Collect all lines below with the string "cone".

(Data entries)
****************
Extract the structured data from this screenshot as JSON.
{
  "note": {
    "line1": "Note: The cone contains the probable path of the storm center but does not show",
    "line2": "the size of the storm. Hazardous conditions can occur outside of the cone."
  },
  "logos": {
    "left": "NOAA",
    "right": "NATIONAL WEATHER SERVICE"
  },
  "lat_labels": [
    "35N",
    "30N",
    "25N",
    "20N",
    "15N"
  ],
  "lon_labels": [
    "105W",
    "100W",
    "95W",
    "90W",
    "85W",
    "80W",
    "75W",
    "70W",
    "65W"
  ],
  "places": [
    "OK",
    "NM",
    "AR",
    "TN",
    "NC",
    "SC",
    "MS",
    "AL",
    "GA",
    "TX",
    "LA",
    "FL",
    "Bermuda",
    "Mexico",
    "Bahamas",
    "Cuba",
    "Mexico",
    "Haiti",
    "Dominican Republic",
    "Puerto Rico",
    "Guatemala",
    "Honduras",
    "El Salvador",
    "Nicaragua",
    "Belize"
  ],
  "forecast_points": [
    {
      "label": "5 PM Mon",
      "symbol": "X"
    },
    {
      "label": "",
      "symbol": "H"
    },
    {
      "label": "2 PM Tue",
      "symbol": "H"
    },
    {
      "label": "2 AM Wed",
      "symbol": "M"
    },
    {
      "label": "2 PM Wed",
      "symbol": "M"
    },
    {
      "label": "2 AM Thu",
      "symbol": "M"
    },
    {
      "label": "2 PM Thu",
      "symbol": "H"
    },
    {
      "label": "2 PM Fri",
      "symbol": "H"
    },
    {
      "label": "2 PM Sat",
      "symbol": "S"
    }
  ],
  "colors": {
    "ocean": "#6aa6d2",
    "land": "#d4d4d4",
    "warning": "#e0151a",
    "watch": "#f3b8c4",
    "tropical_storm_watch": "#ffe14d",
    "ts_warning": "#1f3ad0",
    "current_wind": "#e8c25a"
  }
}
****************
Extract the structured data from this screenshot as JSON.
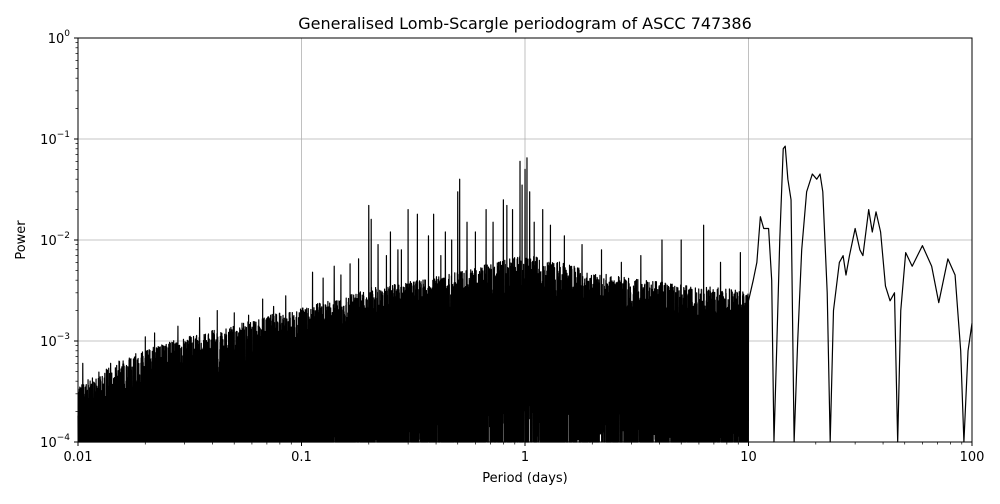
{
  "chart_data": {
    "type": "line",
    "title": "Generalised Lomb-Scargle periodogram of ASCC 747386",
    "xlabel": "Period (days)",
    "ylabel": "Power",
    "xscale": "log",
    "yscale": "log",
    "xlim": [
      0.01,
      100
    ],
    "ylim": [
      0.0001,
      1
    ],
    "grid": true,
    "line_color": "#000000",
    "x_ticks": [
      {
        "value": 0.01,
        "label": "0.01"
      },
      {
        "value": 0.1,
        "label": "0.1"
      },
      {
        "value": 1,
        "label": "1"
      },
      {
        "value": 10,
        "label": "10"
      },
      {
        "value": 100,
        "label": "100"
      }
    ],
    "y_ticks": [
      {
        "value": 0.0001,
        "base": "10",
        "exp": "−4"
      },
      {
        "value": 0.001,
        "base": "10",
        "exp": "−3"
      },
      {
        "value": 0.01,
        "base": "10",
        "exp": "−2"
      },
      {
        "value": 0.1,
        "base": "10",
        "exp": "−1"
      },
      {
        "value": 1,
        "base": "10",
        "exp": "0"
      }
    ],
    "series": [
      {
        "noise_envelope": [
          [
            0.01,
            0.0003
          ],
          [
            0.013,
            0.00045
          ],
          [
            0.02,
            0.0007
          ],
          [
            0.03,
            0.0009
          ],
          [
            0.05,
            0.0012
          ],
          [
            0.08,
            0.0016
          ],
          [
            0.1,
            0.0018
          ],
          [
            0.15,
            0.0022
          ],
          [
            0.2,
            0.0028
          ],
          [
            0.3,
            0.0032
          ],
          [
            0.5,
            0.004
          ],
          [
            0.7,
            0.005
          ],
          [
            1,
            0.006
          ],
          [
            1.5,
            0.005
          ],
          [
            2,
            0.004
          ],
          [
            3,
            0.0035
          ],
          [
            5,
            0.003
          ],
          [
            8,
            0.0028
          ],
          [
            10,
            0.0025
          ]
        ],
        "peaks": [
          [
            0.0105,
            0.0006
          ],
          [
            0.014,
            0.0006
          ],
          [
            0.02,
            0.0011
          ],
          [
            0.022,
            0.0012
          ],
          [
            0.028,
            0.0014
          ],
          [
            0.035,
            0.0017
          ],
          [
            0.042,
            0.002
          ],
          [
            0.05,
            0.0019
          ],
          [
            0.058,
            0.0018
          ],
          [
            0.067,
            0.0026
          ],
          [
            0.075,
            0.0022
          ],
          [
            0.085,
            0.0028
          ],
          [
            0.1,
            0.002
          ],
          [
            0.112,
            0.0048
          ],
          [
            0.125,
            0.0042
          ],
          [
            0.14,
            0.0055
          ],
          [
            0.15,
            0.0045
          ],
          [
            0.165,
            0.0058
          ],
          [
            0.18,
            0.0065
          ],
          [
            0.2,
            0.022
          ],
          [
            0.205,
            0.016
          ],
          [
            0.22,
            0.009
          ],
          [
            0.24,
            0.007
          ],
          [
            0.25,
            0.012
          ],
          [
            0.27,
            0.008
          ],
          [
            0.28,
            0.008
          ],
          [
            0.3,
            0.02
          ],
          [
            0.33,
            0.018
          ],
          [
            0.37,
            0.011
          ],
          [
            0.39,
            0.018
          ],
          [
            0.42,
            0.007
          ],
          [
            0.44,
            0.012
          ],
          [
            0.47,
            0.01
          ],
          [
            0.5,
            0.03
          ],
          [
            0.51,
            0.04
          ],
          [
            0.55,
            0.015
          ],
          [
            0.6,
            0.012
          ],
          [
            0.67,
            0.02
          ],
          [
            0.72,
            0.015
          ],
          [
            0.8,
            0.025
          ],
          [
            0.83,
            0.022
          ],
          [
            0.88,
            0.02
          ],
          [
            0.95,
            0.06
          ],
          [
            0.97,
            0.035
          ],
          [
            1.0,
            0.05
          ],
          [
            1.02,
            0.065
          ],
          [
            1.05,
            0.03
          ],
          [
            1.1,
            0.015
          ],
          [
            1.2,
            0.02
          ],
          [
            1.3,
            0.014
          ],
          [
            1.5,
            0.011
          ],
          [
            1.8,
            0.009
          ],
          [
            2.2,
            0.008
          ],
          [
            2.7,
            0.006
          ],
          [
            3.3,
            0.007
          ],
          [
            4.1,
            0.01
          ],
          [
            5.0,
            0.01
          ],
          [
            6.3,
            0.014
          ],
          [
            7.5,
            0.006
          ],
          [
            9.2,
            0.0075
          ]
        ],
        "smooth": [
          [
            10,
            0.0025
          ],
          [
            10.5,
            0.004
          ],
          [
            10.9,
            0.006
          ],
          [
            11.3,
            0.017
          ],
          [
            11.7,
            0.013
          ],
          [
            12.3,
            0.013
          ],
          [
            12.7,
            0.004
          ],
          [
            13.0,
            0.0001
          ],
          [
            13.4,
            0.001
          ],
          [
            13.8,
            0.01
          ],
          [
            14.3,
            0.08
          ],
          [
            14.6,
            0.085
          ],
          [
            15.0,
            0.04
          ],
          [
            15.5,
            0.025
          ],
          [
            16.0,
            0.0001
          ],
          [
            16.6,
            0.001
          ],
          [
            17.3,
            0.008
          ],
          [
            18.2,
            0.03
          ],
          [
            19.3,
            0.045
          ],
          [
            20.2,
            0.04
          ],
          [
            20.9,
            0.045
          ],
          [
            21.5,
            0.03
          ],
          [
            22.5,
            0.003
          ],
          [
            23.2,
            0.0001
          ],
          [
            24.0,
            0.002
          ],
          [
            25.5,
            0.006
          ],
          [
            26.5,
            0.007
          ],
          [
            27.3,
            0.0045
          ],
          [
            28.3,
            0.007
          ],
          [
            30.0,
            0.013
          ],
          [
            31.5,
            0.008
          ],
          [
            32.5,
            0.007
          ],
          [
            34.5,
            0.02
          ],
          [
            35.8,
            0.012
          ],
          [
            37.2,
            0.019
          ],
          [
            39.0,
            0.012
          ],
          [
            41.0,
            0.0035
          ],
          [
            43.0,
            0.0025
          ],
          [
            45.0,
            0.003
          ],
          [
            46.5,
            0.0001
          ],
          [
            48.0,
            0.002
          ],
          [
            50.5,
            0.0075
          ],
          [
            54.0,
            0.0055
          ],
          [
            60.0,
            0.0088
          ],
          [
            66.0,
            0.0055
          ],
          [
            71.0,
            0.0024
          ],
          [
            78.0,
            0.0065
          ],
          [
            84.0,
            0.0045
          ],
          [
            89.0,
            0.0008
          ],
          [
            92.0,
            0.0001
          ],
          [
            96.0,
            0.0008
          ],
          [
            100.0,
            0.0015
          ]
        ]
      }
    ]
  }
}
****************
SOLUTION TO THE PROBLEM.
    "line1": "Note: The cone contains the probable path of the storm center but does not show",
    "line2": "the size of the storm. Hazardous conditions can occur outside of the cone."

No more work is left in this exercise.